"""
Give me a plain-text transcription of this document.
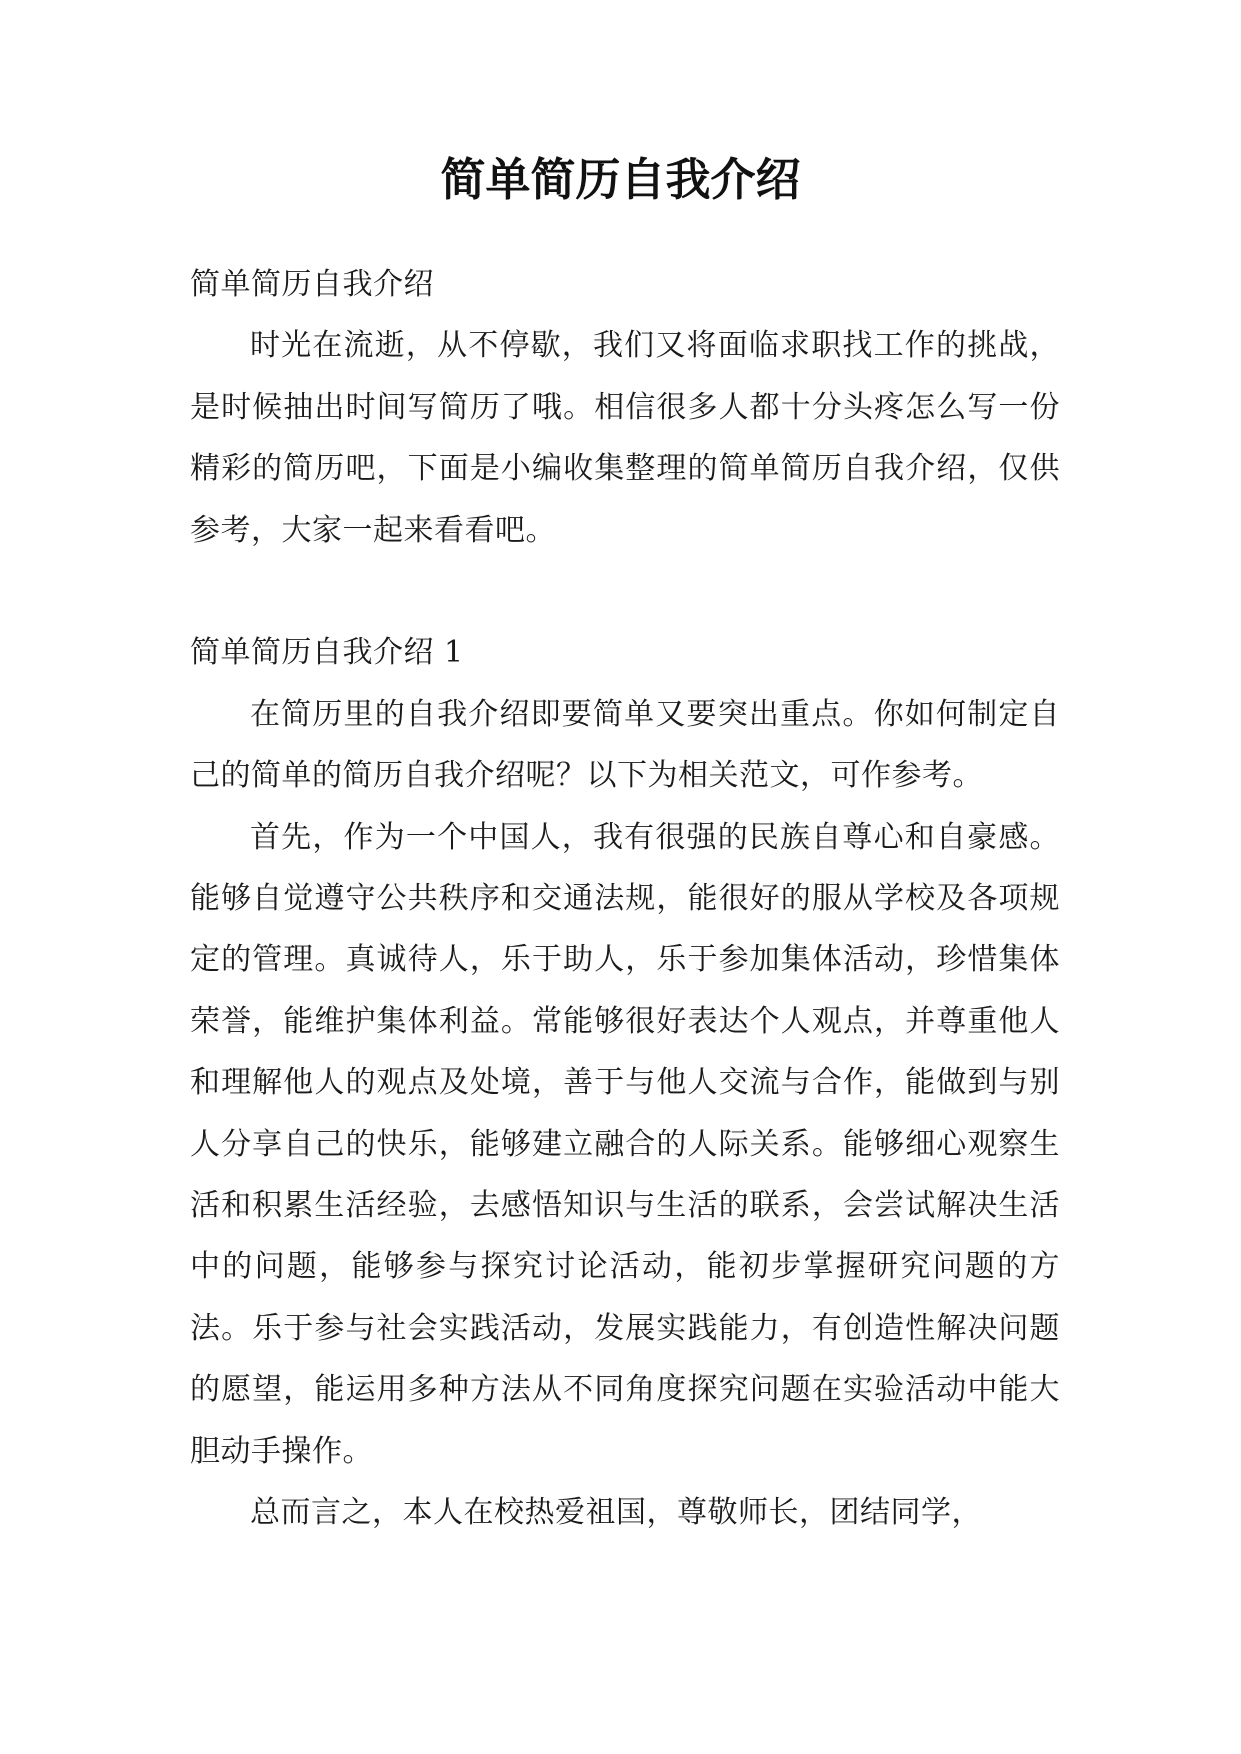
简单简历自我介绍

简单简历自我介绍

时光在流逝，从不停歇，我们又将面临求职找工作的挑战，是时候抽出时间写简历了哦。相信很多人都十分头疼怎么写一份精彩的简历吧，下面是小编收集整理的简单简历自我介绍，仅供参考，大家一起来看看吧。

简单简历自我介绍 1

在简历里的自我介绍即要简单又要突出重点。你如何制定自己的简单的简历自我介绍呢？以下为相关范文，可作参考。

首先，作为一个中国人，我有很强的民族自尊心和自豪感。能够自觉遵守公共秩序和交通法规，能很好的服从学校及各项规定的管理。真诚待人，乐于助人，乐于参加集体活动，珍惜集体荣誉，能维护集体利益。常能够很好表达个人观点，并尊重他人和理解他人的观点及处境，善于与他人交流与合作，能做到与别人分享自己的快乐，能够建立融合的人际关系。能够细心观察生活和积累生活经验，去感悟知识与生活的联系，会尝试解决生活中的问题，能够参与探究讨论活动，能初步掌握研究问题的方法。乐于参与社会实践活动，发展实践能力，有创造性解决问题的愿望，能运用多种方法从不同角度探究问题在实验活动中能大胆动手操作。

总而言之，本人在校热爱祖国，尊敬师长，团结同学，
"""
"""
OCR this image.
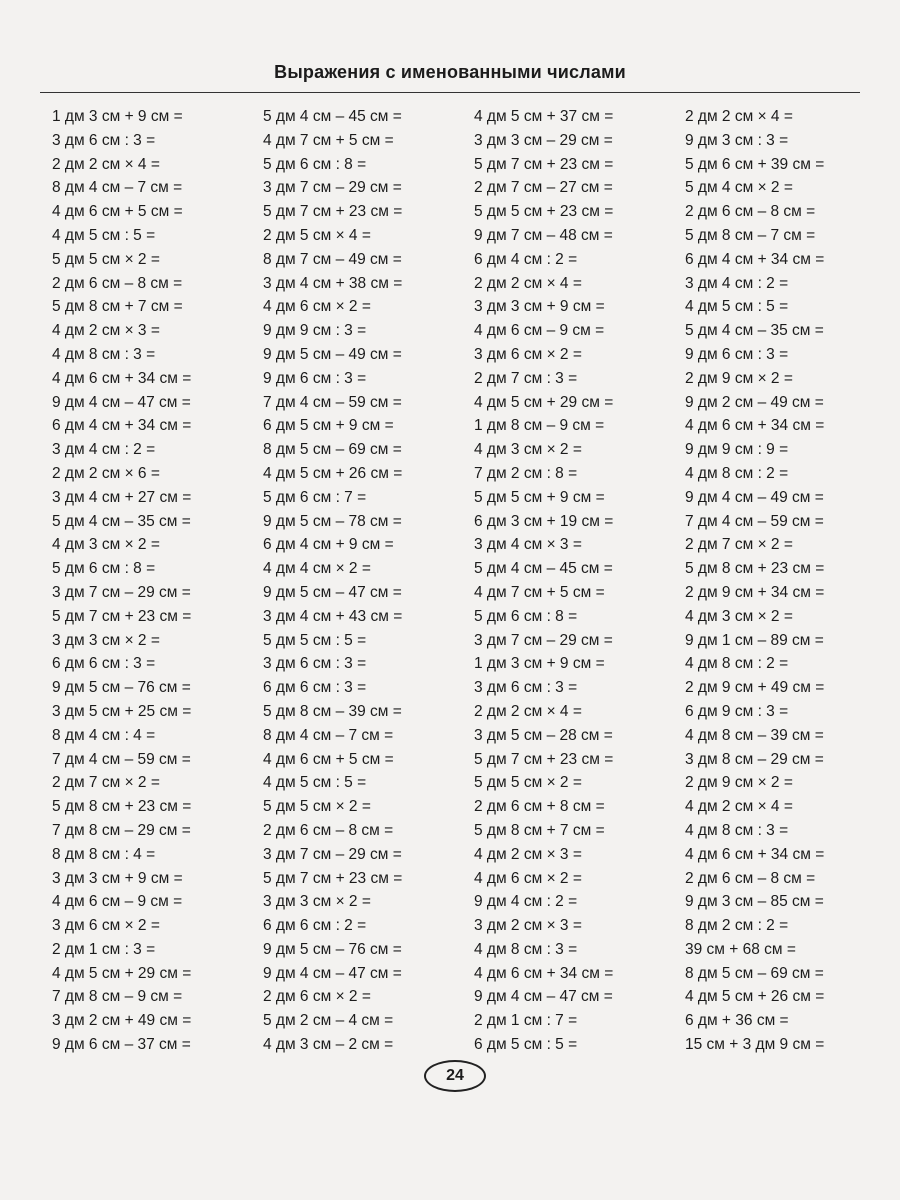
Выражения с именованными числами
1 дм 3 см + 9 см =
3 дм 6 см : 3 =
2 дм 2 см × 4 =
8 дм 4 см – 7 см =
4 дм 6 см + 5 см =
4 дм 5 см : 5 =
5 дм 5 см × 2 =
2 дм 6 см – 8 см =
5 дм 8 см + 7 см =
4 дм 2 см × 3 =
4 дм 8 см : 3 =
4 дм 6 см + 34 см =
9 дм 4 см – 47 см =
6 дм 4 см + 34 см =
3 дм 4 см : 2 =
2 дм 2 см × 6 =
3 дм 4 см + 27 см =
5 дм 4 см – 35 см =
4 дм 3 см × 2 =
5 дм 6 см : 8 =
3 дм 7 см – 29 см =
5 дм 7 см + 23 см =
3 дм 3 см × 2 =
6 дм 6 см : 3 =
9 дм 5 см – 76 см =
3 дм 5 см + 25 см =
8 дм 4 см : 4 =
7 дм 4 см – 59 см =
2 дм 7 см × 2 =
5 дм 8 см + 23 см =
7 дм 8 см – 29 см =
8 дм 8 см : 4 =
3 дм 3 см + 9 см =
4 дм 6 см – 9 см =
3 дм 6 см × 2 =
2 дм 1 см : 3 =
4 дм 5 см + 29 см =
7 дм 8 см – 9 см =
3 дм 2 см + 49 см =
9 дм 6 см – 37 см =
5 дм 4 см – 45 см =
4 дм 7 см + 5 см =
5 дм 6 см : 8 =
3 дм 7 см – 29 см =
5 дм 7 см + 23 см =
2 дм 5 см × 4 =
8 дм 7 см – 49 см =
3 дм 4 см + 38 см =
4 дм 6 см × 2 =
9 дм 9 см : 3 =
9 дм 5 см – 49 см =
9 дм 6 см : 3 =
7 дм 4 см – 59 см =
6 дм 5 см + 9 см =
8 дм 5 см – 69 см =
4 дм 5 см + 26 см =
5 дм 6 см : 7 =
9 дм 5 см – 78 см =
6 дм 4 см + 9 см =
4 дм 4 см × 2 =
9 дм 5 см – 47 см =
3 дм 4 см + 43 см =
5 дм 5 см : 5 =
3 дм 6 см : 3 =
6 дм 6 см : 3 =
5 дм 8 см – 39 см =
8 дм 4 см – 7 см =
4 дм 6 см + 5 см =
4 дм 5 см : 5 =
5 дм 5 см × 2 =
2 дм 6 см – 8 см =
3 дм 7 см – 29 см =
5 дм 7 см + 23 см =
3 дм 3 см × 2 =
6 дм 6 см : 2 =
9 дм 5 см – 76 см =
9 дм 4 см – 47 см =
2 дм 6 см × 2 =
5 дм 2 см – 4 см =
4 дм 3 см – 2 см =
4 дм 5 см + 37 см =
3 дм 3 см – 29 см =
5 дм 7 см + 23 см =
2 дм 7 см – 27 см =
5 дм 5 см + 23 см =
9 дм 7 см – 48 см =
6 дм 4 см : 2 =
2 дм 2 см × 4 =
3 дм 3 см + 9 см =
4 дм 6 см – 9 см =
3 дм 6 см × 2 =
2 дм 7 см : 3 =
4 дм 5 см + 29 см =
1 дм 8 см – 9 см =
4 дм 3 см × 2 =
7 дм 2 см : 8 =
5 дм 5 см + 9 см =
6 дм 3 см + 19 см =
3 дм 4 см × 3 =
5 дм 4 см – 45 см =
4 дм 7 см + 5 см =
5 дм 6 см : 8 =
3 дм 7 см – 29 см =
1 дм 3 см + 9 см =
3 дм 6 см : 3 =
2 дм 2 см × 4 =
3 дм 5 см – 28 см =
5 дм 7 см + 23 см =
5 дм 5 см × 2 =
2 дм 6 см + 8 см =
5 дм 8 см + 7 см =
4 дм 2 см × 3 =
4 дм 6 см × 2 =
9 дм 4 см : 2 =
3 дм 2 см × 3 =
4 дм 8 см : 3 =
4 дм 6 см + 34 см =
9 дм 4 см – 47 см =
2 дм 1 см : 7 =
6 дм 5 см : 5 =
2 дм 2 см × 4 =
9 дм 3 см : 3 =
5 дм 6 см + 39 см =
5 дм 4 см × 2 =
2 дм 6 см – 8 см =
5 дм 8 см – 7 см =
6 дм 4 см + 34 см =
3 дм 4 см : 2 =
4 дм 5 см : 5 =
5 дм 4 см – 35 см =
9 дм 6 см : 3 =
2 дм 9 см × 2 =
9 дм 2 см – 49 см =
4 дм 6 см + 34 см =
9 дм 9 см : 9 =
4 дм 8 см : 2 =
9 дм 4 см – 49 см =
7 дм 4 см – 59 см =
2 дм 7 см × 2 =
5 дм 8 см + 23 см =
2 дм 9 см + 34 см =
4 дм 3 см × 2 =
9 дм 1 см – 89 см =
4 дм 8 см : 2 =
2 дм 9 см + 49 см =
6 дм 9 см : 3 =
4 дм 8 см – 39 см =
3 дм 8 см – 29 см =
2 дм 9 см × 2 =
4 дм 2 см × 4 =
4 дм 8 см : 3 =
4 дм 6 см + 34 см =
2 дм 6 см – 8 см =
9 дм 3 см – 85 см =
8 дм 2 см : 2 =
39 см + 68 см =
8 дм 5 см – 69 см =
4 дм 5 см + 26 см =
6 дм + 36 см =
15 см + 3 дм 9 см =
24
"""
INSTRUCTIONS FOR THE TASK ▸ Pick out every line above that holds the word "this" and copy it.

TASK ANSWER ▸
Give me a plain-text transcription of this document.
OCR this image.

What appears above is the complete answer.